House debates

Wednesday, 23 July 2025

Questions without Notice

Energy

2:29 pm

Photo of Chris BowenChris Bowen (McMahon, Australian Labor Party, Minister for Climate Change and Energy) Share this | Hansard source

I thank my honourable friend for the question, and I enjoyed campaigning with her during the election campaign on multiple occasions. I said before the election that she'd be a wonderful member of parliament, and I say after the election that she's a very welcome member of parliament in this House.

On 3 May the Australian people gave the Albanese government a clear instruction to keep on going with the task of building a better energy system for our country, and that's exactly what we intend to do. I'm pleased that, overnight, we saw new figures showing that the financial year just ended was a record for renewable energy investment, double the financial year before. There were more than four gigawatts of new renewable energy connected. This is actually energy that is up and running and connected to the system today, and that is a good thing.

We're also getting on with the job of delivering our cheaper home batteries policy, which we sought a mandate from the Australian people for. As the Prime Minister said before, we didn't wait for parliament to sit; this came into force on 1 July. I'm happy to give the House an update that today, three weeks after it came into force—an update even from yesterday for the House—11,045 households across Australia have taken advantage of the cheaper home batteries policy, saving on their energy bills and reducing their emissions. This is a policy we designed for the suburbs and regions of Australia. We designed it for those people in the suburbs and regions, and I'm pleased to share with the House where this policy is being taken up the most. It will be of some interest to the House. Which postcode has taken up the cheaper homes batteries policy the most in all of Australia? It's 2570, Camden, in the electorate of Hume—the electorate which is most embracing of the Albanese government's cheaper home batteries policy, showing that we're getting on with the job.

▶ [Exercise task]: Rewrite the House debate on energy between "I thank my honourable" and "a good thing.", inclusive, renaming "renewable energy" to "clean energy".

▶ [Provided data]:
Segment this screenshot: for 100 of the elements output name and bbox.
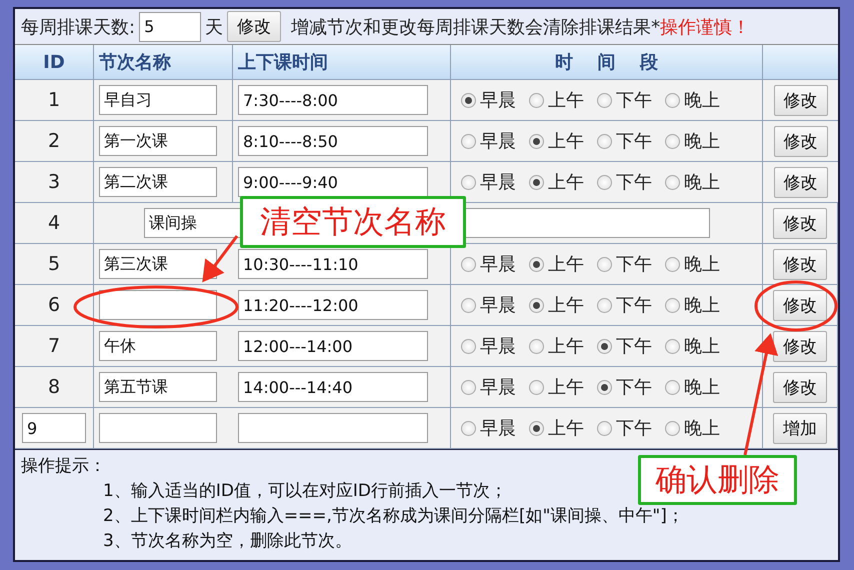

▶ [Result below]:
I thank my honourable friend for the question, and I enjoyed campaigning with her during the election campaign on multiple occasions. I said before the election that she'd be a wonderful member of parliament, and I say after the election that she's a very welcome member of parliament in this House.

On 3 May the Australian people gave the Albanese government a clear instruction to keep on going with the task of building a better energy system for our country, and that's exactly what we intend to do. I'm pleased that, overnight, we saw new figures showing that the financial year just ended was a record for clean energy investment, double the financial year before. There were more than four gigawatts of new clean energy connected. This is actually energy that is up and running and connected to the system today, and that is a good thing.